GOAL. Repeat the listing in full, word for word.

MATERIAL FOR THE TASK.
▶
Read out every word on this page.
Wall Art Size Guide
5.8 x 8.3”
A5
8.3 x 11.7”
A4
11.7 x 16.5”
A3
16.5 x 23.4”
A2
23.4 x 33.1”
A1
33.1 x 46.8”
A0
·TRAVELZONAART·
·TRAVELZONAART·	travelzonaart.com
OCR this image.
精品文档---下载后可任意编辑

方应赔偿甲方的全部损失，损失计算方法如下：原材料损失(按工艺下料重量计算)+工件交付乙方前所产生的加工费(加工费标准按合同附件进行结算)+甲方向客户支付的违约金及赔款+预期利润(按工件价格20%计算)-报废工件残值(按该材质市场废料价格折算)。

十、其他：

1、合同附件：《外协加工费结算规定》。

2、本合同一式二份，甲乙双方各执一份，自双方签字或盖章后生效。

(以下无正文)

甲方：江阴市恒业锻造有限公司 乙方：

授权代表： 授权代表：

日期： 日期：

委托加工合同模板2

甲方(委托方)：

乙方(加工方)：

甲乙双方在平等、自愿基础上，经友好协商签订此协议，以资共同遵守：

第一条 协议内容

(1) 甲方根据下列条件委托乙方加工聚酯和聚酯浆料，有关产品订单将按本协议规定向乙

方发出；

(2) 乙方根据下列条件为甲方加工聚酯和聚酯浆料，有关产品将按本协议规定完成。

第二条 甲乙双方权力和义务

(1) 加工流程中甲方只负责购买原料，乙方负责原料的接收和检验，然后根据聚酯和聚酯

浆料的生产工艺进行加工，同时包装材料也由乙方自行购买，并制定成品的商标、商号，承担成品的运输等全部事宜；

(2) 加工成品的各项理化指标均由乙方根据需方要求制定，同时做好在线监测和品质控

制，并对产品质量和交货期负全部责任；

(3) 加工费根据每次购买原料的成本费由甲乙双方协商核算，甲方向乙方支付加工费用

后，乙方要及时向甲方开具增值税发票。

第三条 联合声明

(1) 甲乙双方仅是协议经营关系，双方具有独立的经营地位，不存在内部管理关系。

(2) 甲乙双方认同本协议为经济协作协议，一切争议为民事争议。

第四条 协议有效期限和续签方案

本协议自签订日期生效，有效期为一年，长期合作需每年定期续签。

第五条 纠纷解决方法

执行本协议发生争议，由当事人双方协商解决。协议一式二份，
◀
RESULT OF THIS TASK.
Read out every word on this page.
Wall Art Size Guide
5.8 x 8.3”
A5
8.3 x 11.7”
A4
11.7 x 16.5”
A3
16.5 x 23.4”
A2
23.4 x 33.1”
A1
33.1 x 46.8”
A0
·TRAVELZONAART·
·TRAVELZONAART·	travelzonaart.com
OCR this image.
精品文档---下载后可任意编辑

方应赔偿甲方的全部损失，损失计算方法如下：原材料损失(按工艺下料重量计算)+工件交付乙方前所产生的加工费(加工费标准按合同附件进行结算)+甲方向客户支付的违约金及赔款+预期利润(按工件价格20%计算)-报废工件残值(按该材质市场废料价格折算)。

十、其他：

1、合同附件：《外协加工费结算规定》。

2、本合同一式二份，甲乙双方各执一份，自双方签字或盖章后生效。

(以下无正文)

甲方：江阴市恒业锻造有限公司 乙方：

授权代表： 授权代表：

日期： 日期：

委托加工合同模板2

甲方(委托方)：

乙方(加工方)：

甲乙双方在平等、自愿基础上，经友好协商签订此协议，以资共同遵守：

第一条 协议内容

(1) 甲方根据下列条件委托乙方加工聚酯和聚酯浆料，有关产品订单将按本协议规定向乙

方发出；

(2) 乙方根据下列条件为甲方加工聚酯和聚酯浆料，有关产品将按本协议规定完成。

第二条 甲乙双方权力和义务

(1) 加工流程中甲方只负责购买原料，乙方负责原料的接收和检验，然后根据聚酯和聚酯

浆料的生产工艺进行加工，同时包装材料也由乙方自行购买，并制定成品的商标、商号，承担成品的运输等全部事宜；

(2) 加工成品的各项理化指标均由乙方根据需方要求制定，同时做好在线监测和品质控

制，并对产品质量和交货期负全部责任；

(3) 加工费根据每次购买原料的成本费由甲乙双方协商核算，甲方向乙方支付加工费用

后，乙方要及时向甲方开具增值税发票。

第三条 联合声明

(1) 甲乙双方仅是协议经营关系，双方具有独立的经营地位，不存在内部管理关系。

(2) 甲乙双方认同本协议为经济协作协议，一切争议为民事争议。

第四条 协议有效期限和续签方案

本协议自签订日期生效，有效期为一年，长期合作需每年定期续签。

第五条 纠纷解决方法

执行本协议发生争议，由当事人双方协商解决。协议一式二份，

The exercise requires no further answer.